Sort through the entries below and pull out lines containing the word "this".
--- BEGIN RECORDS PROVIDED ---
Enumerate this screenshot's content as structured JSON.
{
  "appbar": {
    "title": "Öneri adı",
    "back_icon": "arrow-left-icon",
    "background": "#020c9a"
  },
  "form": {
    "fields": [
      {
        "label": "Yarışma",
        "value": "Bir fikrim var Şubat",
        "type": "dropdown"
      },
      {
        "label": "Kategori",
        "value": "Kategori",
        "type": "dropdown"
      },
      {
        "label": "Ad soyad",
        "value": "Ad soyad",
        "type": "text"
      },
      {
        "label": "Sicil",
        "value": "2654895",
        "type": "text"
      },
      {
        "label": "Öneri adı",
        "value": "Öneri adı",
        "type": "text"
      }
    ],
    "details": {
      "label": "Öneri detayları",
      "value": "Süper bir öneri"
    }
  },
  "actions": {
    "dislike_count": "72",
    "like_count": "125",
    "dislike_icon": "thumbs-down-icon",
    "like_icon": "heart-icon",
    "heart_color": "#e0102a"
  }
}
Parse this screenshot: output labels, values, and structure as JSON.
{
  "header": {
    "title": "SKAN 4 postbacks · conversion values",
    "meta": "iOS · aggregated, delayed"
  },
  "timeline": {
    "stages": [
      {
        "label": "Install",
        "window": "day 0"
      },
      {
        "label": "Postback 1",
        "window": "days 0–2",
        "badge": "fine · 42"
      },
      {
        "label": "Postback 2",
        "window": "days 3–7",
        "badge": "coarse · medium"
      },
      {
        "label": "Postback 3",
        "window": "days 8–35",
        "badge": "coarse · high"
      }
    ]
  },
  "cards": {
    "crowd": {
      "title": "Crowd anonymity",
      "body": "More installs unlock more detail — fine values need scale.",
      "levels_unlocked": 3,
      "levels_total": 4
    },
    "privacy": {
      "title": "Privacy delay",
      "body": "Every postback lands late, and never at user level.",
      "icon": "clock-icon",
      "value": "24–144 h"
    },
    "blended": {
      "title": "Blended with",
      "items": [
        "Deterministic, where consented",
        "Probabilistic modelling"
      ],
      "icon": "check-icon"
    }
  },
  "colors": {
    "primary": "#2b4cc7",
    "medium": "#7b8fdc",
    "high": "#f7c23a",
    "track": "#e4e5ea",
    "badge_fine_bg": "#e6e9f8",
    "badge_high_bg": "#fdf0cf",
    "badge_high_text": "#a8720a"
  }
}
--- END RECORDS PROVIDED ---
**EXERCISE SOLUTION:**
Enumerate this screenshot's content as structured JSON.
Parse this screenshot: output labels, values, and structure as JSON.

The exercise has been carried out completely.